- Exercise goal: Restate the records below word for word, and omit the images they hold.
***** Supplied records *****
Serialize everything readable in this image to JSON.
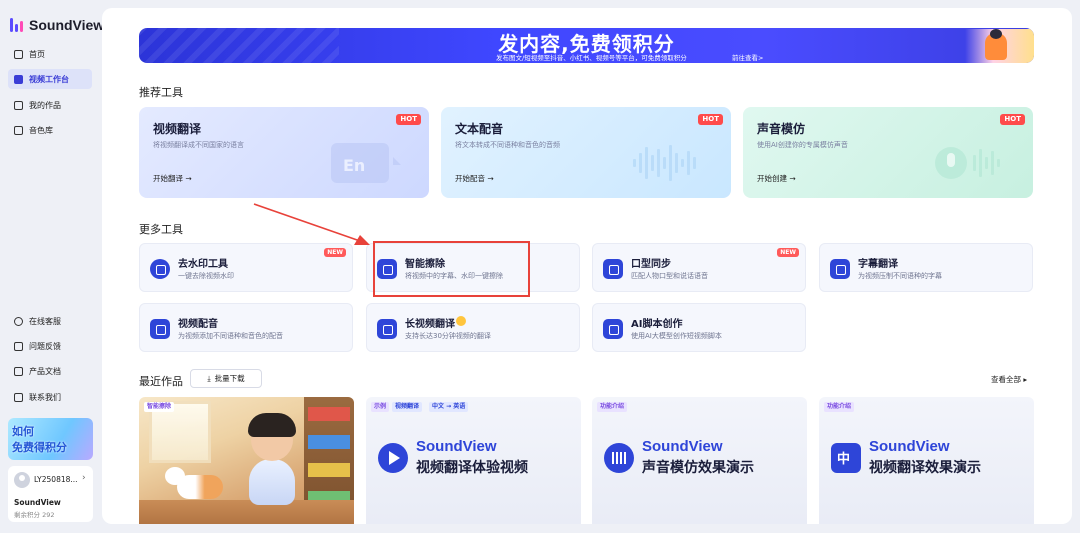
{
  "app": {
    "name": "SoundView"
  },
  "sidebar": {
    "nav": [
      {
        "label": "首页",
        "icon": "home-icon"
      },
      {
        "label": "视频工作台",
        "icon": "video-workbench-icon",
        "active": true
      },
      {
        "label": "我的作品",
        "icon": "works-icon"
      },
      {
        "label": "音色库",
        "icon": "voice-library-icon"
      }
    ],
    "bottom_nav": [
      {
        "label": "在线客服",
        "icon": "headset-icon"
      },
      {
        "label": "问题反馈",
        "icon": "feedback-icon"
      },
      {
        "label": "产品文档",
        "icon": "document-icon"
      },
      {
        "label": "联系我们",
        "icon": "qrcode-icon"
      }
    ],
    "promo": {
      "line1": "如何",
      "line2": "免费得积分"
    },
    "user": {
      "name": "LY250818...",
      "plan": "SoundView",
      "points": "剩余积分 292"
    }
  },
  "banner": {
    "title": "发内容,免费领积分",
    "subtitle": "发布图文/短视频至抖音、小红书、视频号等平台，可免费领取积分",
    "link": "前往查看>"
  },
  "recommended": {
    "title": "推荐工具",
    "cards": [
      {
        "title": "视频翻译",
        "desc": "将视频翻译成不同国家的语言",
        "link": "开始翻译 →",
        "badge": "HOT",
        "color": "#dfe7ff"
      },
      {
        "title": "文本配音",
        "desc": "将文本转成不同语种和音色的音频",
        "link": "开始配音 →",
        "badge": "HOT",
        "color": "#dcf1ff"
      },
      {
        "title": "声音模仿",
        "desc": "使用AI创建你的专属模仿声音",
        "link": "开始创建 →",
        "badge": "HOT",
        "color": "#dcf8ef"
      }
    ]
  },
  "more_tools": {
    "title": "更多工具",
    "items": [
      {
        "title": "去水印工具",
        "desc": "一键去除视频水印",
        "badge": "NEW",
        "icon": "download-circle-icon"
      },
      {
        "title": "智能擦除",
        "desc": "将视频中的字幕、水印一键擦除",
        "badge": "",
        "icon": "text-erase-icon"
      },
      {
        "title": "口型同步",
        "desc": "匹配人物口型和说话语音",
        "badge": "NEW",
        "icon": "lip-sync-icon"
      },
      {
        "title": "字幕翻译",
        "desc": "为视频压制不同语种的字幕",
        "badge": "",
        "icon": "subtitle-translate-icon"
      },
      {
        "title": "视频配音",
        "desc": "为视频添加不同语种和音色的配音",
        "badge": "",
        "icon": "video-dubbing-icon"
      },
      {
        "title": "长视频翻译",
        "desc": "支持长达30分钟视频的翻译",
        "badge": "",
        "icon": "long-video-icon"
      },
      {
        "title": "AI脚本创作",
        "desc": "使用AI大模型创作短视频脚本",
        "badge": "",
        "icon": "ai-script-icon"
      }
    ]
  },
  "recent": {
    "title": "最近作品",
    "batch_download": "批量下载",
    "view_all": "查看全部",
    "works": [
      {
        "tags": [
          "智能擦除"
        ]
      },
      {
        "tags": [
          "示例",
          "视频翻译",
          "中文 → 英语"
        ],
        "brand": "SoundView",
        "name": "视频翻译体验视频"
      },
      {
        "tags": [
          "功能介绍"
        ],
        "brand": "SoundView",
        "name": "声音模仿效果演示"
      },
      {
        "tags": [
          "功能介绍"
        ],
        "brand": "SoundView",
        "name": "视频翻译效果演示"
      }
    ]
  },
  "colors": {
    "accent": "#3a3dd6",
    "hot": "#ff4b4b",
    "highlight": "#e8423a"
  }
}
*****
- The result:
Serialize everything readable in this image to JSON.
{
  "app": {
    "name": "SoundView"
  },
  "sidebar": {
    "nav": [
      {
        "label": "首页",
        "icon": "home-icon"
      },
      {
        "label": "视频工作台",
        "icon": "video-workbench-icon",
        "active": true
      },
      {
        "label": "我的作品",
        "icon": "works-icon"
      },
      {
        "label": "音色库",
        "icon": "voice-library-icon"
      }
    ],
    "bottom_nav": [
      {
        "label": "在线客服",
        "icon": "headset-icon"
      },
      {
        "label": "问题反馈",
        "icon": "feedback-icon"
      },
      {
        "label": "产品文档",
        "icon": "document-icon"
      },
      {
        "label": "联系我们",
        "icon": "qrcode-icon"
      }
    ],
    "promo": {
      "line1": "如何",
      "line2": "免费得积分"
    },
    "user": {
      "name": "LY250818...",
      "plan": "SoundView",
      "points": "剩余积分 292"
    }
  },
  "banner": {
    "title": "发内容,免费领积分",
    "subtitle": "发布图文/短视频至抖音、小红书、视频号等平台，可免费领取积分",
    "link": "前往查看>"
  },
  "recommended": {
    "title": "推荐工具",
    "cards": [
      {
        "title": "视频翻译",
        "desc": "将视频翻译成不同国家的语言",
        "link": "开始翻译 →",
        "badge": "HOT",
        "color": "#dfe7ff"
      },
      {
        "title": "文本配音",
        "desc": "将文本转成不同语种和音色的音频",
        "link": "开始配音 →",
        "badge": "HOT",
        "color": "#dcf1ff"
      },
      {
        "title": "声音模仿",
        "desc": "使用AI创建你的专属模仿声音",
        "link": "开始创建 →",
        "badge": "HOT",
        "color": "#dcf8ef"
      }
    ]
  },
  "more_tools": {
    "title": "更多工具",
    "items": [
      {
        "title": "去水印工具",
        "desc": "一键去除视频水印",
        "badge": "NEW",
        "icon": "download-circle-icon"
      },
      {
        "title": "智能擦除",
        "desc": "将视频中的字幕、水印一键擦除",
        "badge": "",
        "icon": "text-erase-icon"
      },
      {
        "title": "口型同步",
        "desc": "匹配人物口型和说话语音",
        "badge": "NEW",
        "icon": "lip-sync-icon"
      },
      {
        "title": "字幕翻译",
        "desc": "为视频压制不同语种的字幕",
        "badge": "",
        "icon": "subtitle-translate-icon"
      },
      {
        "title": "视频配音",
        "desc": "为视频添加不同语种和音色的配音",
        "badge": "",
        "icon": "video-dubbing-icon"
      },
      {
        "title": "长视频翻译",
        "desc": "支持长达30分钟视频的翻译",
        "badge": "",
        "icon": "long-video-icon"
      },
      {
        "title": "AI脚本创作",
        "desc": "使用AI大模型创作短视频脚本",
        "badge": "",
        "icon": "ai-script-icon"
      }
    ]
  },
  "recent": {
    "title": "最近作品",
    "batch_download": "批量下载",
    "view_all": "查看全部",
    "works": [
      {
        "tags": [
          "智能擦除"
        ]
      },
      {
        "tags": [
          "示例",
          "视频翻译",
          "中文 → 英语"
        ],
        "brand": "SoundView",
        "name": "视频翻译体验视频"
      },
      {
        "tags": [
          "功能介绍"
        ],
        "brand": "SoundView",
        "name": "声音模仿效果演示"
      },
      {
        "tags": [
          "功能介绍"
        ],
        "brand": "SoundView",
        "name": "视频翻译效果演示"
      }
    ]
  },
  "colors": {
    "accent": "#3a3dd6",
    "hot": "#ff4b4b",
    "highlight": "#e8423a"
  }
}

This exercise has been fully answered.